**** Provided data

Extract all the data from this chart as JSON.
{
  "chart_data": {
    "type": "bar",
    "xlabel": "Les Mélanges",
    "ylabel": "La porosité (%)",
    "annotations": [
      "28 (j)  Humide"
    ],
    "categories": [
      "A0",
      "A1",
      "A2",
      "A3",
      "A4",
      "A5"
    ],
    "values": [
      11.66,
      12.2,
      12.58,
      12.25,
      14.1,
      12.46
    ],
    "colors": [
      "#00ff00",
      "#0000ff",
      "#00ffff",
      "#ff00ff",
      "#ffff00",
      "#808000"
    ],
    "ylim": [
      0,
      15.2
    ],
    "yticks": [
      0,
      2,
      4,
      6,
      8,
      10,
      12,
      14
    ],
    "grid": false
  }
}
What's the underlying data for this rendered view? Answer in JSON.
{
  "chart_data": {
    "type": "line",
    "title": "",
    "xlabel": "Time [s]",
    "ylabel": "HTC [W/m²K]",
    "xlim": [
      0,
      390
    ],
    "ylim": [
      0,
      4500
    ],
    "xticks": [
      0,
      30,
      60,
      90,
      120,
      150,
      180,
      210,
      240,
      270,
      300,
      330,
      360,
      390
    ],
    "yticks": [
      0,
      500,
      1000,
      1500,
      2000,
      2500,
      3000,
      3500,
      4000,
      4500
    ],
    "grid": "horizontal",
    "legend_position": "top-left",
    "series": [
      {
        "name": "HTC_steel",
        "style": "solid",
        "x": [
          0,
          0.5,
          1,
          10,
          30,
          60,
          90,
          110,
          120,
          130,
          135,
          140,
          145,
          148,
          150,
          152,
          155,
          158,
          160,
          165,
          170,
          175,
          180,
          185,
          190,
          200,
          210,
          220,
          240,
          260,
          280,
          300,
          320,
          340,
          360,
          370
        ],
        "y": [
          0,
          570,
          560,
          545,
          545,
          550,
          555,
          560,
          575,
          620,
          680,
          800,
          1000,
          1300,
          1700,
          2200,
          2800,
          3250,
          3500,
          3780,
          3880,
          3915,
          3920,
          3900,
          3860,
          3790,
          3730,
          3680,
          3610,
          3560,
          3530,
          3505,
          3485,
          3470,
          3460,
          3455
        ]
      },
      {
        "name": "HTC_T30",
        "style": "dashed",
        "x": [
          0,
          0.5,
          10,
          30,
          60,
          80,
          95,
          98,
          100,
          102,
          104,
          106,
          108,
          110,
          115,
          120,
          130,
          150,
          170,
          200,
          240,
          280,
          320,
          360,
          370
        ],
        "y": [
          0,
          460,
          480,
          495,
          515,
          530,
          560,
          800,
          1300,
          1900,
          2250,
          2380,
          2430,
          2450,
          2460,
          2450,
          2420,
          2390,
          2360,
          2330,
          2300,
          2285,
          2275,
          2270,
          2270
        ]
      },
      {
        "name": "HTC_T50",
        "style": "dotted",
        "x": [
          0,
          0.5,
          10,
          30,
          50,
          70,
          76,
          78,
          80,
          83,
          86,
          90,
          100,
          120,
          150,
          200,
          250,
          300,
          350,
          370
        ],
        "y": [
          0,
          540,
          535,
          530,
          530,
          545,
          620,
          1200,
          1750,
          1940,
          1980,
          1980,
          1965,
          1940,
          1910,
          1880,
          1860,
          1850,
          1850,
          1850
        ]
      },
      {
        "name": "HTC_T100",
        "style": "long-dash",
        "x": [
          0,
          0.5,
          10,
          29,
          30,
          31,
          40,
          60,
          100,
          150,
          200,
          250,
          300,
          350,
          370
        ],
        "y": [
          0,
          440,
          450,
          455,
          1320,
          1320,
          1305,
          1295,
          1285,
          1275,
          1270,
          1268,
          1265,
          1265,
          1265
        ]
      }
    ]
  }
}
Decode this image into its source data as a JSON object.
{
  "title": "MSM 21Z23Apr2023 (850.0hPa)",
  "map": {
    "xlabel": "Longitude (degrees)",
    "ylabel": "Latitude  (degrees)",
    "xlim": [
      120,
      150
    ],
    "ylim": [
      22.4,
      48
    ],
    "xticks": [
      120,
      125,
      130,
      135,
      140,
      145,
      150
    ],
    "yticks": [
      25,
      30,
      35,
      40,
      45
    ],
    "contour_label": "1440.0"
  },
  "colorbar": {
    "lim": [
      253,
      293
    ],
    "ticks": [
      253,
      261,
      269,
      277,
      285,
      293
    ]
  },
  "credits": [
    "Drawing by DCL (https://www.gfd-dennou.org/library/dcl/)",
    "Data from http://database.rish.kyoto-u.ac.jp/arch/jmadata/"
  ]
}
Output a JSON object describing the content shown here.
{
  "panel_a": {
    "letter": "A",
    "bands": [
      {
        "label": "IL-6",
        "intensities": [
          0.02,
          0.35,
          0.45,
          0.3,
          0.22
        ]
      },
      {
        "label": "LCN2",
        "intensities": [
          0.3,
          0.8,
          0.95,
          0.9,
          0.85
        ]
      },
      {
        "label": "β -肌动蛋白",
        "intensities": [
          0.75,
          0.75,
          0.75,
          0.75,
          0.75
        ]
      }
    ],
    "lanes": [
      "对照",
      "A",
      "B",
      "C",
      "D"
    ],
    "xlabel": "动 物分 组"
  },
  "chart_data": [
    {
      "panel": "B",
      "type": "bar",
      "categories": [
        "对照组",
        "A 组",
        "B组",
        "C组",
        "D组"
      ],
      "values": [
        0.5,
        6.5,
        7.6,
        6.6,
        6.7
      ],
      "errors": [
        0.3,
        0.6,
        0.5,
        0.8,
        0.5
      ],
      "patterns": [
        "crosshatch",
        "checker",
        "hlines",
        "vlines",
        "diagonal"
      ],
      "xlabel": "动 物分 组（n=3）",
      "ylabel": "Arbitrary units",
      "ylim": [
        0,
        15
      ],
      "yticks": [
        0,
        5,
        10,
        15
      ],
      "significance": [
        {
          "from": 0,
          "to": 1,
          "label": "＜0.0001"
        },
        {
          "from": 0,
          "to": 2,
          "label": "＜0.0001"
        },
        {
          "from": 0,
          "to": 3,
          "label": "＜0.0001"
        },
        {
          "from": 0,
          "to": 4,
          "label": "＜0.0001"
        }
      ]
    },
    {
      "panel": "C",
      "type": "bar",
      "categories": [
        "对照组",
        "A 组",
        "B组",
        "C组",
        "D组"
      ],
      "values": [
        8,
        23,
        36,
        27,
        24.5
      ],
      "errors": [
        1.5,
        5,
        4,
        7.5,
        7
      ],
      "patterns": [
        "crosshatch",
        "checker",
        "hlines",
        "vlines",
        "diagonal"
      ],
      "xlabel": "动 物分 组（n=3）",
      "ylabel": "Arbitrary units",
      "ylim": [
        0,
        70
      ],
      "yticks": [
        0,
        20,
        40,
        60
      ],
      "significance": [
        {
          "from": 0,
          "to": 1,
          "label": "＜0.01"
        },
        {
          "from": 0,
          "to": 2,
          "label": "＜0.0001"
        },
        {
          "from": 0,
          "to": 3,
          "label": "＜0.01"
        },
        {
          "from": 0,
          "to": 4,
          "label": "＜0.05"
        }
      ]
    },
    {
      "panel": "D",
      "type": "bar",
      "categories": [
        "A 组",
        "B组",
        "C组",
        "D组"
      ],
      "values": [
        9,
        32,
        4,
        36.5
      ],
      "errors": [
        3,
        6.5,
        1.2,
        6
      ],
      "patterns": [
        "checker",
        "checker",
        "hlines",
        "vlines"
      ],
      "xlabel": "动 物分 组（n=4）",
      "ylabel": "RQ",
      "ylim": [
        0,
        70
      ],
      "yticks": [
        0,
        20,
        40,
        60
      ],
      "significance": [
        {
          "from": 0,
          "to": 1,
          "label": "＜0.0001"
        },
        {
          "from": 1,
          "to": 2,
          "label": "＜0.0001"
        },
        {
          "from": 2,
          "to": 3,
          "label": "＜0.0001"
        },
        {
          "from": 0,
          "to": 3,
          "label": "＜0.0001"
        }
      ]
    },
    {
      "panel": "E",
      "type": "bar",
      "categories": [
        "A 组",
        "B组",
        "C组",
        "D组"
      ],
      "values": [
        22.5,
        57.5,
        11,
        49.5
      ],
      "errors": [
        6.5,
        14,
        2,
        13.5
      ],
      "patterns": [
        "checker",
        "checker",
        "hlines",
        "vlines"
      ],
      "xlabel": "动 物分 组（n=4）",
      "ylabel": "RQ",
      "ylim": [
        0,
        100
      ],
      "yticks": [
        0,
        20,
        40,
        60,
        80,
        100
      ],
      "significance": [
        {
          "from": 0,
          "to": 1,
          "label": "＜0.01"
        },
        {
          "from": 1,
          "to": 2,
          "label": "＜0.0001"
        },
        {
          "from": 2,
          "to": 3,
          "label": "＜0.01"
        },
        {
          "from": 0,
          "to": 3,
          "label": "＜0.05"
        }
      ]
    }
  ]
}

********

Filter the data, keeping only the lines that contain "this".

**Result below**
Extract all the data from this chart as JSON.
What's the underlying data for this rendered view? Answer in JSON.
Decode this image into its source data as a JSON object.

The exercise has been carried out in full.